• DATA LISTING:
◇ ◇ ◇ ◇ ◇ ◇ ◇

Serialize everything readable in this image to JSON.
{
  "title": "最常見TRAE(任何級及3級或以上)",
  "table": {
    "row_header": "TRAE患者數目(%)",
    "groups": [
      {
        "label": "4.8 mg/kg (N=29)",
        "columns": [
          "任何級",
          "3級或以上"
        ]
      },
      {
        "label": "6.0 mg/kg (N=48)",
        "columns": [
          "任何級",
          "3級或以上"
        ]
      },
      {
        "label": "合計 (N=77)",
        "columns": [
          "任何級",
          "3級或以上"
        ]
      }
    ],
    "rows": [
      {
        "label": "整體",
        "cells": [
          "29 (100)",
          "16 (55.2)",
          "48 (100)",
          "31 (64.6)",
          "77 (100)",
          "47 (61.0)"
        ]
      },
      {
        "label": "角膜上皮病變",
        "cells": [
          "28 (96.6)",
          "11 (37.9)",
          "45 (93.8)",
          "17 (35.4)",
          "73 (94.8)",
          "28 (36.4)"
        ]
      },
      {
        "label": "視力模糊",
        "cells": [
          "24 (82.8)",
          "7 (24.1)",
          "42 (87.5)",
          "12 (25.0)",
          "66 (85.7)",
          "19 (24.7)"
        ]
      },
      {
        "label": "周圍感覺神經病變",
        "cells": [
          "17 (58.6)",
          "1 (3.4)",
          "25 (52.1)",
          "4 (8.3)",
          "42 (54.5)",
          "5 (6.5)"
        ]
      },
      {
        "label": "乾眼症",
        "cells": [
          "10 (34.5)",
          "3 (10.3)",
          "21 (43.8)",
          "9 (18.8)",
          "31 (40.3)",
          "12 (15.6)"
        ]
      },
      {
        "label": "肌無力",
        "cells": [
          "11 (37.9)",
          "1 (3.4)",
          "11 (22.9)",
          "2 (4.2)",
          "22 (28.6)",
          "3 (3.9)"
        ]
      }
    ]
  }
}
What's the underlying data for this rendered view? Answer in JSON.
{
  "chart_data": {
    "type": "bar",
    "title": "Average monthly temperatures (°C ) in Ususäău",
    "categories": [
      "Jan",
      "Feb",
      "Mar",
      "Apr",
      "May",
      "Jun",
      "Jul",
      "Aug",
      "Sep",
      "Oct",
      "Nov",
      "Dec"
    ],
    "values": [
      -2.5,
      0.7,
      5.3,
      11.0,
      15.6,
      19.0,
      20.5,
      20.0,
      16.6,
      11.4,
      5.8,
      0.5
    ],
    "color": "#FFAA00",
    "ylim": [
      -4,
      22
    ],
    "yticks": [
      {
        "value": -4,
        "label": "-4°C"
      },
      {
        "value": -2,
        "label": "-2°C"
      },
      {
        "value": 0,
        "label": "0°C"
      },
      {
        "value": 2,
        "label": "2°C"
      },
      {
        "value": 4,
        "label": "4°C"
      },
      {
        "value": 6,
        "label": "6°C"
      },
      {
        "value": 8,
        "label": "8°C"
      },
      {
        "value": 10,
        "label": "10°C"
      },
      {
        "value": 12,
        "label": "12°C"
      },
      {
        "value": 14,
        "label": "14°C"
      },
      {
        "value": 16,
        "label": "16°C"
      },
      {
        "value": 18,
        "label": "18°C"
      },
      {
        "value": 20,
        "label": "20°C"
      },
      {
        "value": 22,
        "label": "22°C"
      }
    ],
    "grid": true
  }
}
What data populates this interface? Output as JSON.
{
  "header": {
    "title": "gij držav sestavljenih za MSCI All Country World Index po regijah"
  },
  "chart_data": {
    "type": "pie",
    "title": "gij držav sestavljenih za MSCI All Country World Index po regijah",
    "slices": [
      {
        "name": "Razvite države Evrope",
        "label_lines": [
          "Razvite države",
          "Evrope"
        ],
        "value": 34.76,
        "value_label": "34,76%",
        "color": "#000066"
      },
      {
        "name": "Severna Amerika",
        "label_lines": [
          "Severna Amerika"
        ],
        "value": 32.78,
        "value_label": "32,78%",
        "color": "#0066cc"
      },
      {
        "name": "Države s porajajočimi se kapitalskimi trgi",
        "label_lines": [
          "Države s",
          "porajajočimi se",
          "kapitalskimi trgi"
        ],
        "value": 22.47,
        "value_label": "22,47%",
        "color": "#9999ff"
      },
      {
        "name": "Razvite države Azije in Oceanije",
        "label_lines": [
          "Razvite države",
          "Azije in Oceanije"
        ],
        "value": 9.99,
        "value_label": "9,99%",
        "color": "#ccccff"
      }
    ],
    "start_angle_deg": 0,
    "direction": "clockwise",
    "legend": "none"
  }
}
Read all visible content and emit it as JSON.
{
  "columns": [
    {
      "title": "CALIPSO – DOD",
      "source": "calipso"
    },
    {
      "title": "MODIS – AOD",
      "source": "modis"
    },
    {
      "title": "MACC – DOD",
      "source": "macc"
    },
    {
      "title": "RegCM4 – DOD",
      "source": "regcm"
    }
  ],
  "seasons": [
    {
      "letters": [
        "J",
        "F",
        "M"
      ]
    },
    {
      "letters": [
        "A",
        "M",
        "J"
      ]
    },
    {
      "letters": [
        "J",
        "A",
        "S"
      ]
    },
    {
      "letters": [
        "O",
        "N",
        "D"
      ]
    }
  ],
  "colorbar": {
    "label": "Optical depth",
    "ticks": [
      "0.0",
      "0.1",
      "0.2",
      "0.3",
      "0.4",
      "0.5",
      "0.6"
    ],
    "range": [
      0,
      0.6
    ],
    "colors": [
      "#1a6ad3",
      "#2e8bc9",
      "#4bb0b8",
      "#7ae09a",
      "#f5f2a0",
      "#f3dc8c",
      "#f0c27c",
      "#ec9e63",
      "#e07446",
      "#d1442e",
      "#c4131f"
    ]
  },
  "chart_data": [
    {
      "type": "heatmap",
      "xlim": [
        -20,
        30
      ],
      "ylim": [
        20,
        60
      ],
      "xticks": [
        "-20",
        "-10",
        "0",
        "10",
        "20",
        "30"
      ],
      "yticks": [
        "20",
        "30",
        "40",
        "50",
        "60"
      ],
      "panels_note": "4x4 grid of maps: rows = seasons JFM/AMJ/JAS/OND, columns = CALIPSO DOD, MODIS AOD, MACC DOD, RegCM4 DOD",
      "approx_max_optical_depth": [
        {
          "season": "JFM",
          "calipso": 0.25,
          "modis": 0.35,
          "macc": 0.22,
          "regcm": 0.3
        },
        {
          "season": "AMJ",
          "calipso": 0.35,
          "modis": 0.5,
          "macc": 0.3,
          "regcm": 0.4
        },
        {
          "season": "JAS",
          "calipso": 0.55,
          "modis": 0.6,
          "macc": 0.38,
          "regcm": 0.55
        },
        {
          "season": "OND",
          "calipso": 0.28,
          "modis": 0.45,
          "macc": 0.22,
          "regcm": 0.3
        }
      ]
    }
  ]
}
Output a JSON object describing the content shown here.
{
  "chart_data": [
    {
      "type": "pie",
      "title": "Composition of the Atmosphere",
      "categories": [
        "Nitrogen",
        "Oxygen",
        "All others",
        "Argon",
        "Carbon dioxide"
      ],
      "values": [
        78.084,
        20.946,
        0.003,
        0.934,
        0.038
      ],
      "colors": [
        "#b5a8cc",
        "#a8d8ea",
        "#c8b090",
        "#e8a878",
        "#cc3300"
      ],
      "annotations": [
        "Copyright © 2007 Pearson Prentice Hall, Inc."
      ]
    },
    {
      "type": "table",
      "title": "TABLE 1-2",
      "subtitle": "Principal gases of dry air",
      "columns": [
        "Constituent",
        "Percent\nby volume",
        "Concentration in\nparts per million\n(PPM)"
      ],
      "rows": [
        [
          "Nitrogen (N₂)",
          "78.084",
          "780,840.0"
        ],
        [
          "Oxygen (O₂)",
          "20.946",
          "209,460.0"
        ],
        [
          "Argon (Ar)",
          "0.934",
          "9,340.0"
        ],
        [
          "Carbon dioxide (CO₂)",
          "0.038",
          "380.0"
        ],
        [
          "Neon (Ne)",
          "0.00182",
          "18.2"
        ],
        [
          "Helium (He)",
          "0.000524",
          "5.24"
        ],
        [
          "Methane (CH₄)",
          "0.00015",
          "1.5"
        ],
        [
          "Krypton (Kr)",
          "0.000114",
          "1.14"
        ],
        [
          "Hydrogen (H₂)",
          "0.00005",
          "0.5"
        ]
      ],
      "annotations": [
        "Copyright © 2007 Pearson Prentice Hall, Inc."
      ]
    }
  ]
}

◇ ◇ ◇ ◇ ◇ ◇ ◇

• WHAT TO DO: Read through the entries and copy every line that includes "grid".

• FULL RESPONSE:
    "grid": true
      "panels_note": "4x4 grid of maps: rows = seasons JFM/AMJ/JAS/OND, columns = CALIPSO DOD, MODIS AOD, MACC DOD, RegCM4 DOD",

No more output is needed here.